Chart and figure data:
++++

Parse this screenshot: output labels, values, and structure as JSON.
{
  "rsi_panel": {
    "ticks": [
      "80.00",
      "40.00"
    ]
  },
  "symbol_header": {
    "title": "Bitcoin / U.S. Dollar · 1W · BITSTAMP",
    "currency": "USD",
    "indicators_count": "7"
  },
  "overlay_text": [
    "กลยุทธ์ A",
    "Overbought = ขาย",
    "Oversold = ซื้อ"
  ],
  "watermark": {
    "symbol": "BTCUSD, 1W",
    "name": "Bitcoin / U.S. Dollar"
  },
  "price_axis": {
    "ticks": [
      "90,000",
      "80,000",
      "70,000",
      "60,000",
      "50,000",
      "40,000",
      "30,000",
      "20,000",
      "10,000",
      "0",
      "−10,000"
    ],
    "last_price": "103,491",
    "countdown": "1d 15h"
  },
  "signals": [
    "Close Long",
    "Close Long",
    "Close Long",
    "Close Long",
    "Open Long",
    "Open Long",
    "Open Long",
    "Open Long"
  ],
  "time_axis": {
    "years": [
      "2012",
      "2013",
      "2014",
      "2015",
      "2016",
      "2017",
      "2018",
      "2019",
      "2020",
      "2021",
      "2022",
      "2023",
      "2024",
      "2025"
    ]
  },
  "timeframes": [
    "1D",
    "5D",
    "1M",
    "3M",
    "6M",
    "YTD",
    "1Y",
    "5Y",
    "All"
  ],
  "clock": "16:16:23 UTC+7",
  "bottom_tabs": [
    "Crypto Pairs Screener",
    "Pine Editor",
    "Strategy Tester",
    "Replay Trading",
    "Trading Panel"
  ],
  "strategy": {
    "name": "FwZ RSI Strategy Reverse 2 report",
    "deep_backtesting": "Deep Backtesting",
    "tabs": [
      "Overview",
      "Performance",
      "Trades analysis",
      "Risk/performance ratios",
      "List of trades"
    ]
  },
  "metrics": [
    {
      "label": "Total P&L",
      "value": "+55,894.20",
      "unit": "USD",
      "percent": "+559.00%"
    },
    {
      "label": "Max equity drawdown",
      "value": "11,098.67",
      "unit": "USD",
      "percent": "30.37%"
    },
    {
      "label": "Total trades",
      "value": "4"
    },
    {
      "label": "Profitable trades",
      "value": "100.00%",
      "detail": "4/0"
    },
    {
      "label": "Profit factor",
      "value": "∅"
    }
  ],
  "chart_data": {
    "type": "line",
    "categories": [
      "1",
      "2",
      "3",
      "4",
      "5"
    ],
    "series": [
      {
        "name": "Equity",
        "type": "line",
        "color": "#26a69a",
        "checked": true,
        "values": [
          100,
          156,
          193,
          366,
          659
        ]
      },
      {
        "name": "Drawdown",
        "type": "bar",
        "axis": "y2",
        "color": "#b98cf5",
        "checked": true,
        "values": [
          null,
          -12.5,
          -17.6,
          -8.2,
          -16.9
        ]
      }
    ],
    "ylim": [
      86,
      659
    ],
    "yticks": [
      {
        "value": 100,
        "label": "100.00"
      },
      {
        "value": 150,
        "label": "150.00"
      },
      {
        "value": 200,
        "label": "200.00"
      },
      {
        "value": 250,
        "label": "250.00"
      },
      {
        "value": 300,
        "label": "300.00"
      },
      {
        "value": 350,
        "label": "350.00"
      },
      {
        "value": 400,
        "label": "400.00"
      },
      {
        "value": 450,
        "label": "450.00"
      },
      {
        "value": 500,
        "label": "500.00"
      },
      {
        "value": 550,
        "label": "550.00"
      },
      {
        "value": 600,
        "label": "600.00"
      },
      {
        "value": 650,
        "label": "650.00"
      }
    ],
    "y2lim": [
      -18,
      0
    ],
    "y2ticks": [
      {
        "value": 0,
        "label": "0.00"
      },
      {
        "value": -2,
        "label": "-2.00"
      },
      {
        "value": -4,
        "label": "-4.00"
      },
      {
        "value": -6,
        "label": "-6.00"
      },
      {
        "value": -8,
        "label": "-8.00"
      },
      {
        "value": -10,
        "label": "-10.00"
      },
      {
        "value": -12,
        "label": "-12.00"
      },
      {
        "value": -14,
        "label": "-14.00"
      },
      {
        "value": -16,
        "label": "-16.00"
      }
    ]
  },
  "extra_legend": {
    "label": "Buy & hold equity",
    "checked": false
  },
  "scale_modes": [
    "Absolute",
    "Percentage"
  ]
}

++++

Your task is to repeat the data exactly; please include every line.

▶ [Task output]:
Parse this screenshot: output labels, values, and structure as JSON.
{
  "rsi_panel": {
    "ticks": [
      "80.00",
      "40.00"
    ]
  },
  "symbol_header": {
    "title": "Bitcoin / U.S. Dollar · 1W · BITSTAMP",
    "currency": "USD",
    "indicators_count": "7"
  },
  "overlay_text": [
    "กลยุทธ์ A",
    "Overbought = ขาย",
    "Oversold = ซื้อ"
  ],
  "watermark": {
    "symbol": "BTCUSD, 1W",
    "name": "Bitcoin / U.S. Dollar"
  },
  "price_axis": {
    "ticks": [
      "90,000",
      "80,000",
      "70,000",
      "60,000",
      "50,000",
      "40,000",
      "30,000",
      "20,000",
      "10,000",
      "0",
      "−10,000"
    ],
    "last_price": "103,491",
    "countdown": "1d 15h"
  },
  "signals": [
    "Close Long",
    "Close Long",
    "Close Long",
    "Close Long",
    "Open Long",
    "Open Long",
    "Open Long",
    "Open Long"
  ],
  "time_axis": {
    "years": [
      "2012",
      "2013",
      "2014",
      "2015",
      "2016",
      "2017",
      "2018",
      "2019",
      "2020",
      "2021",
      "2022",
      "2023",
      "2024",
      "2025"
    ]
  },
  "timeframes": [
    "1D",
    "5D",
    "1M",
    "3M",
    "6M",
    "YTD",
    "1Y",
    "5Y",
    "All"
  ],
  "clock": "16:16:23 UTC+7",
  "bottom_tabs": [
    "Crypto Pairs Screener",
    "Pine Editor",
    "Strategy Tester",
    "Replay Trading",
    "Trading Panel"
  ],
  "strategy": {
    "name": "FwZ RSI Strategy Reverse 2 report",
    "deep_backtesting": "Deep Backtesting",
    "tabs": [
      "Overview",
      "Performance",
      "Trades analysis",
      "Risk/performance ratios",
      "List of trades"
    ]
  },
  "metrics": [
    {
      "label": "Total P&L",
      "value": "+55,894.20",
      "unit": "USD",
      "percent": "+559.00%"
    },
    {
      "label": "Max equity drawdown",
      "value": "11,098.67",
      "unit": "USD",
      "percent": "30.37%"
    },
    {
      "label": "Total trades",
      "value": "4"
    },
    {
      "label": "Profitable trades",
      "value": "100.00%",
      "detail": "4/0"
    },
    {
      "label": "Profit factor",
      "value": "∅"
    }
  ],
  "chart_data": {
    "type": "line",
    "categories": [
      "1",
      "2",
      "3",
      "4",
      "5"
    ],
    "series": [
      {
        "name": "Equity",
        "type": "line",
        "color": "#26a69a",
        "checked": true,
        "values": [
          100,
          156,
          193,
          366,
          659
        ]
      },
      {
        "name": "Drawdown",
        "type": "bar",
        "axis": "y2",
        "color": "#b98cf5",
        "checked": true,
        "values": [
          null,
          -12.5,
          -17.6,
          -8.2,
          -16.9
        ]
      }
    ],
    "ylim": [
      86,
      659
    ],
    "yticks": [
      {
        "value": 100,
        "label": "100.00"
      },
      {
        "value": 150,
        "label": "150.00"
      },
      {
        "value": 200,
        "label": "200.00"
      },
      {
        "value": 250,
        "label": "250.00"
      },
      {
        "value": 300,
        "label": "300.00"
      },
      {
        "value": 350,
        "label": "350.00"
      },
      {
        "value": 400,
        "label": "400.00"
      },
      {
        "value": 450,
        "label": "450.00"
      },
      {
        "value": 500,
        "label": "500.00"
      },
      {
        "value": 550,
        "label": "550.00"
      },
      {
        "value": 600,
        "label": "600.00"
      },
      {
        "value": 650,
        "label": "650.00"
      }
    ],
    "y2lim": [
      -18,
      0
    ],
    "y2ticks": [
      {
        "value": 0,
        "label": "0.00"
      },
      {
        "value": -2,
        "label": "-2.00"
      },
      {
        "value": -4,
        "label": "-4.00"
      },
      {
        "value": -6,
        "label": "-6.00"
      },
      {
        "value": -8,
        "label": "-8.00"
      },
      {
        "value": -10,
        "label": "-10.00"
      },
      {
        "value": -12,
        "label": "-12.00"
      },
      {
        "value": -14,
        "label": "-14.00"
      },
      {
        "value": -16,
        "label": "-16.00"
      }
    ]
  },
  "extra_legend": {
    "label": "Buy & hold equity",
    "checked": false
  },
  "scale_modes": [
    "Absolute",
    "Percentage"
  ]
}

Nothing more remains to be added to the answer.